___ Information provided ___

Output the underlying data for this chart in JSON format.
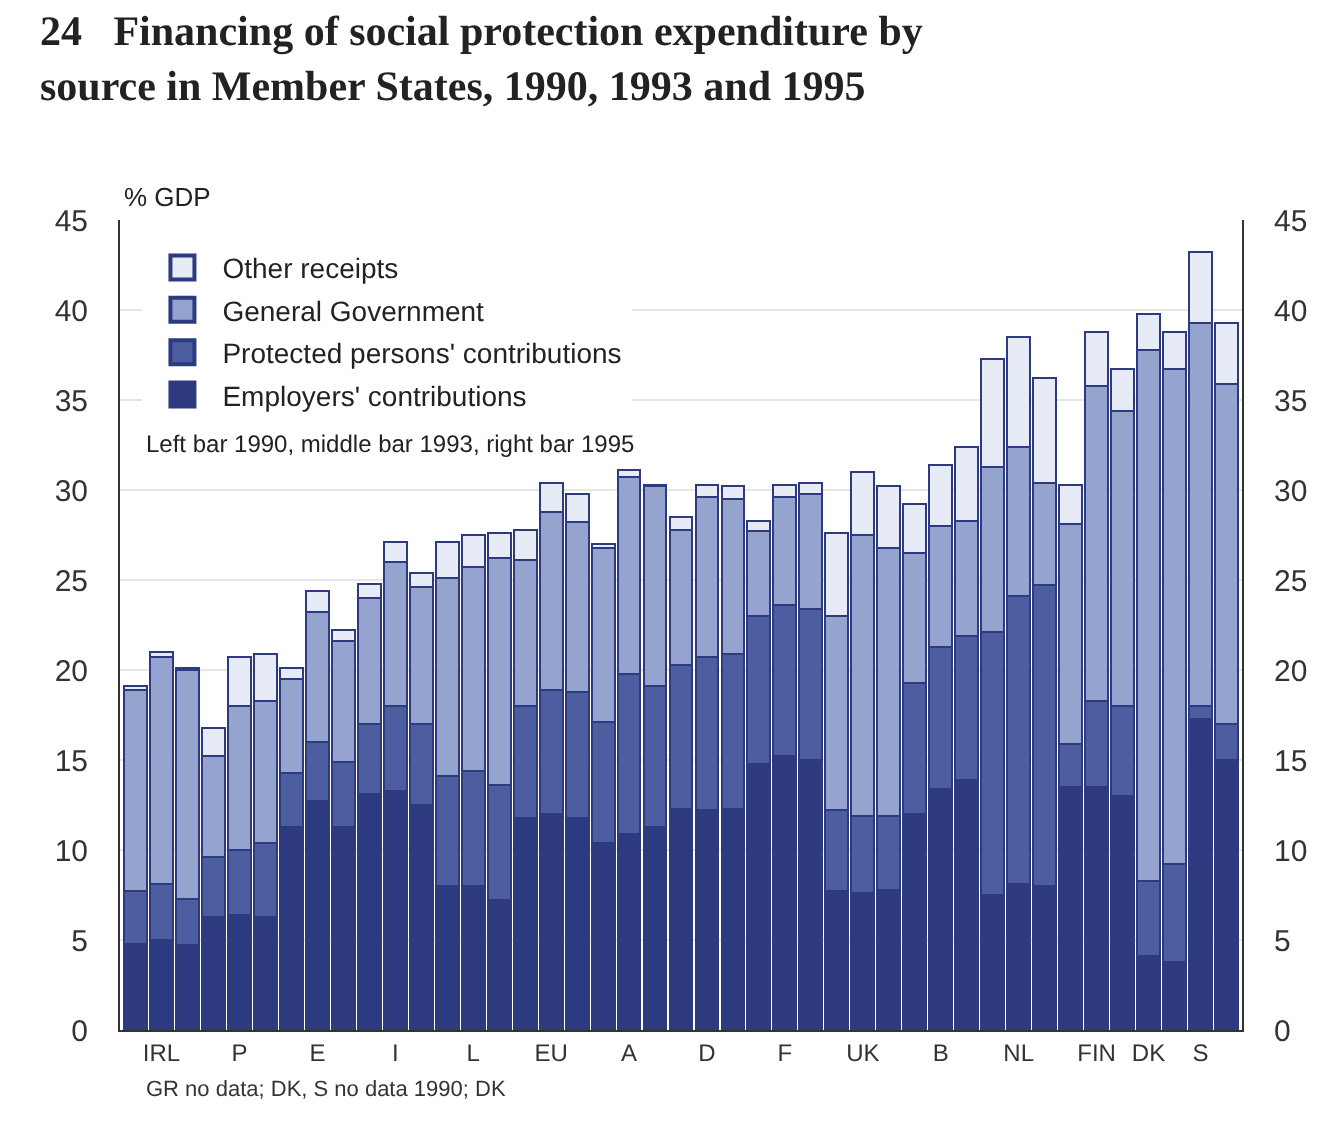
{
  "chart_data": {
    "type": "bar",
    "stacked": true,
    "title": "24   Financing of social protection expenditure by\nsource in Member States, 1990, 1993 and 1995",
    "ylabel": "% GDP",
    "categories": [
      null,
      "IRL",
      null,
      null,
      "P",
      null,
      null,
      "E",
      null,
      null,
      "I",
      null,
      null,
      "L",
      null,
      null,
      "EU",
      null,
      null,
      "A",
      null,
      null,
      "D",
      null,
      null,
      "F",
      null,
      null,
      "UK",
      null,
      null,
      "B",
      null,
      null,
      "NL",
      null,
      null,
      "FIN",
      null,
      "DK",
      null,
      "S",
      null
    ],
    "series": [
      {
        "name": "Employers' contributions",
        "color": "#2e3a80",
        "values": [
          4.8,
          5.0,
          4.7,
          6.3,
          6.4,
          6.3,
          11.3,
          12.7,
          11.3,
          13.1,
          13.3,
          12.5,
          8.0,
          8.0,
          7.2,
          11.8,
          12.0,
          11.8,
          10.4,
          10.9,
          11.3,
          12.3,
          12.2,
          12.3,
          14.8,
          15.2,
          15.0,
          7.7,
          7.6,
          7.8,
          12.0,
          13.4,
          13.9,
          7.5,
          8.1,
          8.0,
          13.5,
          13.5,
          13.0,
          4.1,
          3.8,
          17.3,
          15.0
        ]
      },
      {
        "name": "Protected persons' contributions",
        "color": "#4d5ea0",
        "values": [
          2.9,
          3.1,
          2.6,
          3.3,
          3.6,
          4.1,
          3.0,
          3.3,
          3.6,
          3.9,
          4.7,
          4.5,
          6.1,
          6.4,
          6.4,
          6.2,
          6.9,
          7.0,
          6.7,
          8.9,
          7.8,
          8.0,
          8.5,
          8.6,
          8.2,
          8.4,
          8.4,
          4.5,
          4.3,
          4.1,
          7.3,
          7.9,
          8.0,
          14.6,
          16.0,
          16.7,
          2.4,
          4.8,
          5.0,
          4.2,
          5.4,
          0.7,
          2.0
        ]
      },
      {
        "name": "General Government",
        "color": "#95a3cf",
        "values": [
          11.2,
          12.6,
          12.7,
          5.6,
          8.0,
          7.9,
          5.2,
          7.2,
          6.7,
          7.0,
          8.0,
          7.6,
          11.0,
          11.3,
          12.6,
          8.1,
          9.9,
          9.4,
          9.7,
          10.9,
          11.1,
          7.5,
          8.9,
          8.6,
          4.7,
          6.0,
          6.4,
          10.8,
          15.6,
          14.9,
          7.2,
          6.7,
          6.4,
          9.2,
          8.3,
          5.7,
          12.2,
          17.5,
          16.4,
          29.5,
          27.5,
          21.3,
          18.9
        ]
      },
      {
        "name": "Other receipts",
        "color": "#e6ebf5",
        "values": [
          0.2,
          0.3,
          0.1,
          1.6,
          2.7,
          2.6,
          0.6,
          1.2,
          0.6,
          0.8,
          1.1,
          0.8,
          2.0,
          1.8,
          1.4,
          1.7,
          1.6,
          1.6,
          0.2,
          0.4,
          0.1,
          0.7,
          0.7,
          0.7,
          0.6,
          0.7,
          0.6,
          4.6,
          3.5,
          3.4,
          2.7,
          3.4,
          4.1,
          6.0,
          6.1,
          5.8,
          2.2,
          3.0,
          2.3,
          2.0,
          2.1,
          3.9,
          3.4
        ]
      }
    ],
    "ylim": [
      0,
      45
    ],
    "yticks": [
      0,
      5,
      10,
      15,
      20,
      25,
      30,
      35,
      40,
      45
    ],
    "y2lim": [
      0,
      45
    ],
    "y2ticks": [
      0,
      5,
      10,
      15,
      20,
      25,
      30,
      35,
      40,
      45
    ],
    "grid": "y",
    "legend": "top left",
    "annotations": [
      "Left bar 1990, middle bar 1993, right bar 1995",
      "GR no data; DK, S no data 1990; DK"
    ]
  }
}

___
___ Information provided ___

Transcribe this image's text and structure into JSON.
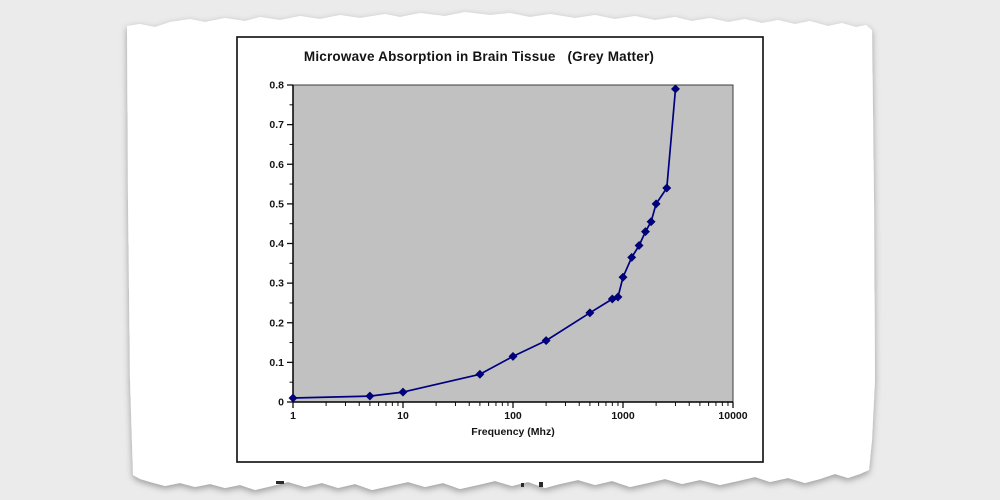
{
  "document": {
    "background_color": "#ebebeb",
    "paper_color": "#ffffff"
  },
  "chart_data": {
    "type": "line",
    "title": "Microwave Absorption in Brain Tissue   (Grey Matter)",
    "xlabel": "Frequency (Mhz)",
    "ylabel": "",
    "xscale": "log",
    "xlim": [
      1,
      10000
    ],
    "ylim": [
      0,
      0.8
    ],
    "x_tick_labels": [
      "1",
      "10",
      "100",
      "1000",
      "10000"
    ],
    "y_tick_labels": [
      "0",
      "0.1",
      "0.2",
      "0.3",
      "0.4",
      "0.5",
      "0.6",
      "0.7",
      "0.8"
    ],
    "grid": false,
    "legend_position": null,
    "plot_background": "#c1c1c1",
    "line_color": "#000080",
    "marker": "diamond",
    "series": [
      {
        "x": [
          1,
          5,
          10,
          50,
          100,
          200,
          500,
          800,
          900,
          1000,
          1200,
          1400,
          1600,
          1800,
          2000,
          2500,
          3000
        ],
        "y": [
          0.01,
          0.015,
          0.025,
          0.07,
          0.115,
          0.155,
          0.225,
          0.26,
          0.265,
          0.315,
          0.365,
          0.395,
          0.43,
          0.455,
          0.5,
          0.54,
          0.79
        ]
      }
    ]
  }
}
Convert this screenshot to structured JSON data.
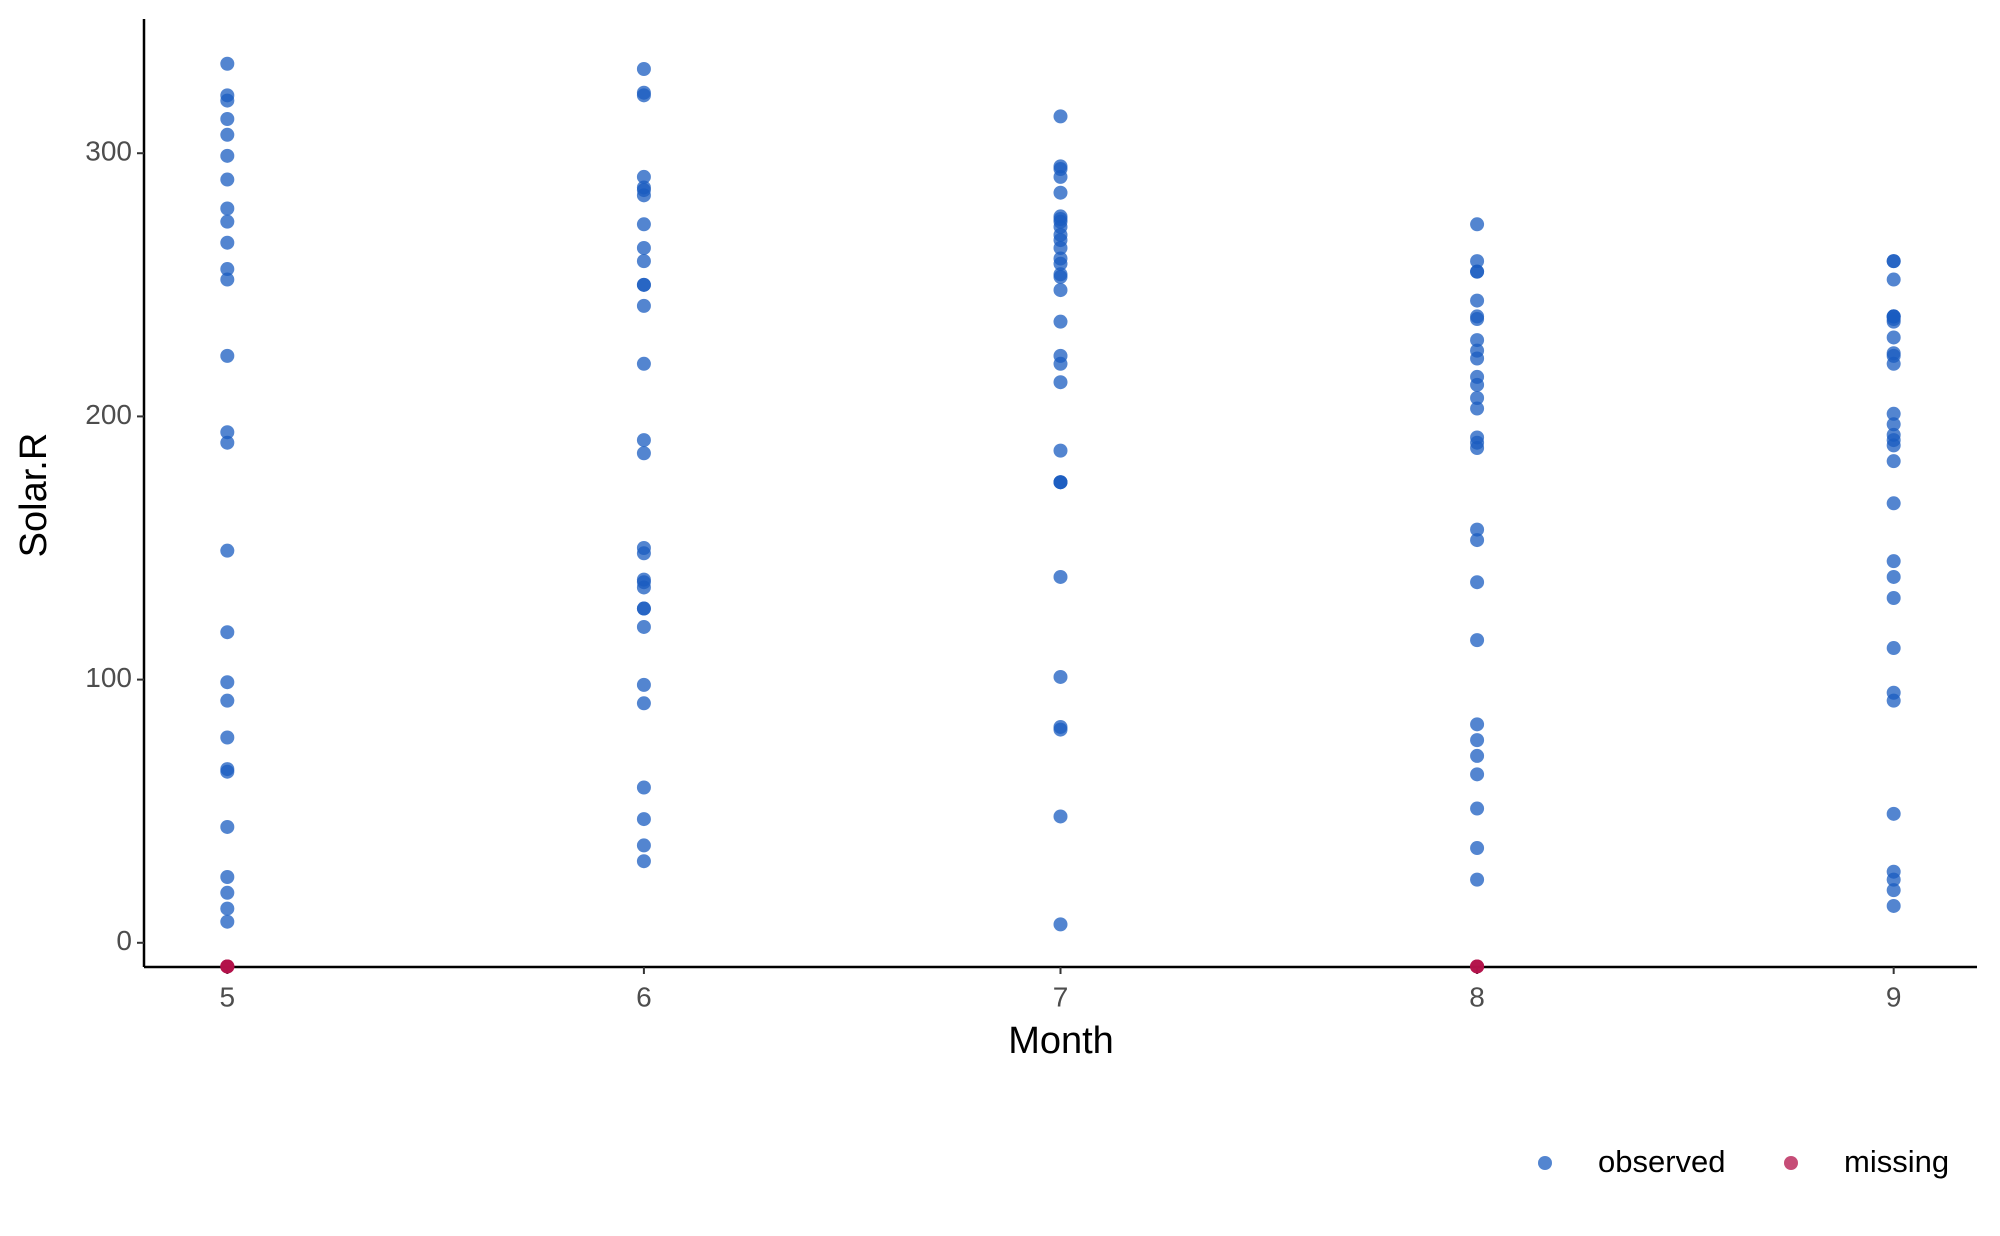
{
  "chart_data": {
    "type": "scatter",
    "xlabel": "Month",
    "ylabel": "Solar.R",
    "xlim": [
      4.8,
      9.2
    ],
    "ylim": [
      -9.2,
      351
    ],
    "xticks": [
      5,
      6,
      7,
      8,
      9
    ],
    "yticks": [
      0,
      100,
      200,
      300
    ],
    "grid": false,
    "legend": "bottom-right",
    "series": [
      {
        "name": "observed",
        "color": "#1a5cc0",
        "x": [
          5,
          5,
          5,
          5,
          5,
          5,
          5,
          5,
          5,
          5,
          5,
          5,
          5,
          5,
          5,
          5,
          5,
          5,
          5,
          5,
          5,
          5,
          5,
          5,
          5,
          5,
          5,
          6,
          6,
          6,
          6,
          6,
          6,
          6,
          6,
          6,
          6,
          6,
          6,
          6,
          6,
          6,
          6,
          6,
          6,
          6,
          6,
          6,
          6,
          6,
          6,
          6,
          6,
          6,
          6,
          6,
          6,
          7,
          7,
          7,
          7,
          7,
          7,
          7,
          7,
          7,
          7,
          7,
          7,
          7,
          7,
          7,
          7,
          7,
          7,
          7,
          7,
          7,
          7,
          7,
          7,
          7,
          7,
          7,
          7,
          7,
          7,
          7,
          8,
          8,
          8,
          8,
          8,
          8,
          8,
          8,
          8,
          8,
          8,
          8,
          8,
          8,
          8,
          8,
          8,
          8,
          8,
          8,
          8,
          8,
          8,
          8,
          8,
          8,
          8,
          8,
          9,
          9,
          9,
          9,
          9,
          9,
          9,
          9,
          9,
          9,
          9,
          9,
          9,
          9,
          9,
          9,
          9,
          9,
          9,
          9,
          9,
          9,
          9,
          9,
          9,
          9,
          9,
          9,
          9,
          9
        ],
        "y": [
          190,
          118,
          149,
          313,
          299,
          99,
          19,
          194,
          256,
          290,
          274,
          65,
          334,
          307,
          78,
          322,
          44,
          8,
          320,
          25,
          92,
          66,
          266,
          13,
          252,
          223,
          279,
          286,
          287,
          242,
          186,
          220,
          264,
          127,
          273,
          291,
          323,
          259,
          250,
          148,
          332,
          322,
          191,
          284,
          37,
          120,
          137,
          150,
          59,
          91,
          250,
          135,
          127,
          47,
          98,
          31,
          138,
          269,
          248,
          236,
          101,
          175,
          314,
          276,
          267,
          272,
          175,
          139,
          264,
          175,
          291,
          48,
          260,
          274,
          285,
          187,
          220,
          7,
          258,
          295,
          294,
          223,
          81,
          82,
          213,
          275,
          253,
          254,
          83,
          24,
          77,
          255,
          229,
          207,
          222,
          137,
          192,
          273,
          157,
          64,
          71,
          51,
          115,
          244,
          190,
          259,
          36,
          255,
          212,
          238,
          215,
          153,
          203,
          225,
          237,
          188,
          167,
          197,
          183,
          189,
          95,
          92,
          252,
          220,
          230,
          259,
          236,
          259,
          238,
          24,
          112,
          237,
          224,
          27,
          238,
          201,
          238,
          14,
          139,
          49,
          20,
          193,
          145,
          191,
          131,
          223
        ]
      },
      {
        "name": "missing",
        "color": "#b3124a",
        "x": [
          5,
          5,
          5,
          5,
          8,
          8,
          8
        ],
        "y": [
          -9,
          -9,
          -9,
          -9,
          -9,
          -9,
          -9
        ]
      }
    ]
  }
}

___

**Exercise:** Return each line in the records that holds the string "name".

**Full response:**
        "name": "Employers' contributions",
        "name": "Protected persons' contributions",
        "name": "General Government",
        "name": "Other receipts",
        "name": "observed",
        "name": "missing",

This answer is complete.